## Your task
Reproduce every one of the rows below verbatim, changing nothing.

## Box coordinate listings
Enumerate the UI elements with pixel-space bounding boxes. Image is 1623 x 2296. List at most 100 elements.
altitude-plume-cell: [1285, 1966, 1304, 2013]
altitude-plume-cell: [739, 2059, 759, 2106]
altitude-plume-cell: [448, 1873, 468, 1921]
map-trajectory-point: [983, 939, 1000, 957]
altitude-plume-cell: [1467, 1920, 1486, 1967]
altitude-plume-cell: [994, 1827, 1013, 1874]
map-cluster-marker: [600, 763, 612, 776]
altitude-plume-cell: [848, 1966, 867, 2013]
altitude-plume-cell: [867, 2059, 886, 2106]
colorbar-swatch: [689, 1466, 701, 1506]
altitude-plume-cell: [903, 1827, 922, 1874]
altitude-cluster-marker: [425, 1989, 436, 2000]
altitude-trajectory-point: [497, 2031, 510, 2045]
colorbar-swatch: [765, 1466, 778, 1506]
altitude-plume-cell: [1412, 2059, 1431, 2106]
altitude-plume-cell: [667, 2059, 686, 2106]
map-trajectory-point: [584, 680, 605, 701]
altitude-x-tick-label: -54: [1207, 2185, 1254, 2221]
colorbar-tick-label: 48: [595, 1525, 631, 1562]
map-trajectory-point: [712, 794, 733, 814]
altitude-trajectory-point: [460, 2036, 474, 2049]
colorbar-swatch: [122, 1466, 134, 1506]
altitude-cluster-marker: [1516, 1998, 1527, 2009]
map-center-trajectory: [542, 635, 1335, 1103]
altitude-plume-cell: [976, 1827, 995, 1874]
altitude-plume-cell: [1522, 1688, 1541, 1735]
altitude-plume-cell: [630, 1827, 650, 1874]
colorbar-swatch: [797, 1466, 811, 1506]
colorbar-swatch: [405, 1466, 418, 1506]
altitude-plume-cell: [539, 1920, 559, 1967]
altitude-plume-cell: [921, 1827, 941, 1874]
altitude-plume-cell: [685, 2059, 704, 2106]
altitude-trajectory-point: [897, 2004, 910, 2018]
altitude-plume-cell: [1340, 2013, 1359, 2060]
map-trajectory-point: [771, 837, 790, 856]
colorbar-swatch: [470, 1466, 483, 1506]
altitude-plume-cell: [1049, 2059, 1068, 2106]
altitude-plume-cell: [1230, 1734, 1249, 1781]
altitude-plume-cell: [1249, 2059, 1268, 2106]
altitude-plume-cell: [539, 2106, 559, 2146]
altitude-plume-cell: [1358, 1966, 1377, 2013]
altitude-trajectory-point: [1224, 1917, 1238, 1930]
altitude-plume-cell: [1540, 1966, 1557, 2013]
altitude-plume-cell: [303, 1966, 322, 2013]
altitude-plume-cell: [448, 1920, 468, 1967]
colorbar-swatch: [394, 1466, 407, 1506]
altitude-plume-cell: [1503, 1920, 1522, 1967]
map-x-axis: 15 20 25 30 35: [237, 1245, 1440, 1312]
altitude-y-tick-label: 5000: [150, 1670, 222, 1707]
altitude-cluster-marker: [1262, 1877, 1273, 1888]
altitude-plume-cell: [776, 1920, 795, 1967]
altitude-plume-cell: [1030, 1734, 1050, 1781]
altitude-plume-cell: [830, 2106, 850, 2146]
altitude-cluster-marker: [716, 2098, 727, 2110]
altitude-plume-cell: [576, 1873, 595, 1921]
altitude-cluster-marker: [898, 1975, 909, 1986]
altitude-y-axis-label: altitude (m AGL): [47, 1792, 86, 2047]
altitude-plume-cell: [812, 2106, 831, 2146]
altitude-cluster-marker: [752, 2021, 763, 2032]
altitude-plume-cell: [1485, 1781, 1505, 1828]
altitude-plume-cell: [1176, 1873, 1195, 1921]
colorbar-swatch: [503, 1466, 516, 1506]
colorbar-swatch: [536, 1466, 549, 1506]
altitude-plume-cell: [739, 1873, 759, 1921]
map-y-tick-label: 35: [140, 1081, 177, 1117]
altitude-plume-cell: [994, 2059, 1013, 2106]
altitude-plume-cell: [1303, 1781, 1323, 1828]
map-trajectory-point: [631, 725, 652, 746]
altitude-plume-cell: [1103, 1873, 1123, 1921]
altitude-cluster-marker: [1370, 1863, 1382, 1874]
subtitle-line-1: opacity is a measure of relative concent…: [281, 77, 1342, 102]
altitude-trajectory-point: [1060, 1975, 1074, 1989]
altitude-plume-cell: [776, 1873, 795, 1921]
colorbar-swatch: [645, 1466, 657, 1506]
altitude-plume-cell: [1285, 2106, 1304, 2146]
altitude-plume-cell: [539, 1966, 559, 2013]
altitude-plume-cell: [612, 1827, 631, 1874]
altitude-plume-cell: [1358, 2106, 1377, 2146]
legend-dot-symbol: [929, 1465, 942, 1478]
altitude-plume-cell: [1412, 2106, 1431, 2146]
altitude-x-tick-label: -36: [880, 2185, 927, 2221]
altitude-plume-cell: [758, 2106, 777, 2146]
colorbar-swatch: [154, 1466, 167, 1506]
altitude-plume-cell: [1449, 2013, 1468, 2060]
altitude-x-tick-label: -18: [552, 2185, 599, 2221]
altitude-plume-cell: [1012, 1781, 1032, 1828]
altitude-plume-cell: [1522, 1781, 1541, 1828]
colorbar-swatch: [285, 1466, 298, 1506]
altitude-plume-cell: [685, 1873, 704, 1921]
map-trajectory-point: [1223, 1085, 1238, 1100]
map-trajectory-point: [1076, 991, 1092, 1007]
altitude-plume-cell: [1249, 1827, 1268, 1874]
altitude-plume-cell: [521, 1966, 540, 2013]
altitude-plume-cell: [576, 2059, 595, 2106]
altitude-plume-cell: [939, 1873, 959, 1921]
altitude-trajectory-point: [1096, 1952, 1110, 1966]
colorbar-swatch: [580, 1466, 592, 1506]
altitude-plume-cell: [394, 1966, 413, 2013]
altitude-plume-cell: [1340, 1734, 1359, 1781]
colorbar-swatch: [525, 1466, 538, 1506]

## Exercise output
Enumerate the UI elements with pixel-space bounding boxes. Image is 1623 x 2296. List at most 100 elements.
altitude-plume-cell: [1285, 1966, 1304, 2013]
altitude-plume-cell: [739, 2059, 759, 2106]
altitude-plume-cell: [448, 1873, 468, 1921]
map-trajectory-point: [983, 939, 1000, 957]
altitude-plume-cell: [1467, 1920, 1486, 1967]
altitude-plume-cell: [994, 1827, 1013, 1874]
map-cluster-marker: [600, 763, 612, 776]
altitude-plume-cell: [848, 1966, 867, 2013]
altitude-plume-cell: [867, 2059, 886, 2106]
colorbar-swatch: [689, 1466, 701, 1506]
altitude-plume-cell: [903, 1827, 922, 1874]
altitude-cluster-marker: [425, 1989, 436, 2000]
altitude-trajectory-point: [497, 2031, 510, 2045]
colorbar-swatch: [765, 1466, 778, 1506]
altitude-plume-cell: [1412, 2059, 1431, 2106]
altitude-plume-cell: [667, 2059, 686, 2106]
map-trajectory-point: [584, 680, 605, 701]
altitude-x-tick-label: -54: [1207, 2185, 1254, 2221]
colorbar-tick-label: 48: [595, 1525, 631, 1562]
map-trajectory-point: [712, 794, 733, 814]
altitude-trajectory-point: [460, 2036, 474, 2049]
colorbar-swatch: [122, 1466, 134, 1506]
altitude-cluster-marker: [1516, 1998, 1527, 2009]
map-center-trajectory: [542, 635, 1335, 1103]
altitude-plume-cell: [976, 1827, 995, 1874]
altitude-plume-cell: [1522, 1688, 1541, 1735]
altitude-plume-cell: [630, 1827, 650, 1874]
colorbar-swatch: [797, 1466, 811, 1506]
colorbar-swatch: [405, 1466, 418, 1506]
altitude-plume-cell: [539, 1920, 559, 1967]
altitude-plume-cell: [921, 1827, 941, 1874]
altitude-plume-cell: [685, 2059, 704, 2106]
altitude-trajectory-point: [897, 2004, 910, 2018]
altitude-plume-cell: [1340, 2013, 1359, 2060]
map-trajectory-point: [771, 837, 790, 856]
colorbar-swatch: [470, 1466, 483, 1506]
altitude-plume-cell: [1049, 2059, 1068, 2106]
altitude-plume-cell: [1230, 1734, 1249, 1781]
altitude-plume-cell: [1249, 2059, 1268, 2106]
altitude-plume-cell: [539, 2106, 559, 2146]
altitude-plume-cell: [1358, 1966, 1377, 2013]
altitude-trajectory-point: [1224, 1917, 1238, 1930]
altitude-plume-cell: [1540, 1966, 1557, 2013]
altitude-plume-cell: [303, 1966, 322, 2013]
altitude-plume-cell: [448, 1920, 468, 1967]
colorbar-swatch: [394, 1466, 407, 1506]
altitude-plume-cell: [1503, 1920, 1522, 1967]
map-x-axis: 15 20 25 30 35: [237, 1245, 1440, 1312]
altitude-y-tick-label: 5000: [150, 1670, 222, 1707]
altitude-cluster-marker: [1262, 1877, 1273, 1888]
altitude-plume-cell: [776, 1920, 795, 1967]
altitude-plume-cell: [1030, 1734, 1050, 1781]
altitude-plume-cell: [830, 2106, 850, 2146]
altitude-cluster-marker: [716, 2098, 727, 2110]
altitude-plume-cell: [576, 1873, 595, 1921]
altitude-cluster-marker: [898, 1975, 909, 1986]
altitude-y-axis-label: altitude (m AGL): [47, 1792, 86, 2047]
altitude-plume-cell: [812, 2106, 831, 2146]
altitude-cluster-marker: [752, 2021, 763, 2032]
altitude-plume-cell: [1485, 1781, 1505, 1828]
altitude-plume-cell: [1176, 1873, 1195, 1921]
colorbar-swatch: [503, 1466, 516, 1506]
colorbar-swatch: [536, 1466, 549, 1506]
altitude-plume-cell: [739, 1873, 759, 1921]
map-y-tick-label: 35: [140, 1081, 177, 1117]
altitude-plume-cell: [994, 2059, 1013, 2106]
altitude-plume-cell: [1303, 1781, 1323, 1828]
map-trajectory-point: [631, 725, 652, 746]
altitude-plume-cell: [1103, 1873, 1123, 1921]
altitude-cluster-marker: [1370, 1863, 1382, 1874]
subtitle-line-1: opacity is a measure of relative concent…: [281, 77, 1342, 102]
altitude-trajectory-point: [1060, 1975, 1074, 1989]
altitude-plume-cell: [776, 1873, 795, 1921]
colorbar-swatch: [645, 1466, 657, 1506]
altitude-plume-cell: [1285, 2106, 1304, 2146]
altitude-plume-cell: [539, 1966, 559, 2013]
altitude-plume-cell: [612, 1827, 631, 1874]
altitude-plume-cell: [1358, 2106, 1377, 2146]
legend-dot-symbol: [929, 1465, 942, 1478]
altitude-plume-cell: [1412, 2106, 1431, 2146]
altitude-x-tick-label: -36: [880, 2185, 927, 2221]
altitude-plume-cell: [758, 2106, 777, 2146]
colorbar-swatch: [154, 1466, 167, 1506]
altitude-plume-cell: [1449, 2013, 1468, 2060]
altitude-x-tick-label: -18: [552, 2185, 599, 2221]
altitude-plume-cell: [1012, 1781, 1032, 1828]
altitude-plume-cell: [1522, 1781, 1541, 1828]
colorbar-swatch: [285, 1466, 298, 1506]
altitude-plume-cell: [685, 1873, 704, 1921]
map-trajectory-point: [1223, 1085, 1238, 1100]
map-trajectory-point: [1076, 991, 1092, 1007]
altitude-plume-cell: [1249, 1827, 1268, 1874]
altitude-plume-cell: [521, 1966, 540, 2013]
altitude-plume-cell: [576, 2059, 595, 2106]
altitude-plume-cell: [939, 1873, 959, 1921]
altitude-trajectory-point: [1096, 1952, 1110, 1966]
colorbar-swatch: [580, 1466, 592, 1506]
altitude-plume-cell: [394, 1966, 413, 2013]
altitude-plume-cell: [1340, 1734, 1359, 1781]
colorbar-swatch: [525, 1466, 538, 1506]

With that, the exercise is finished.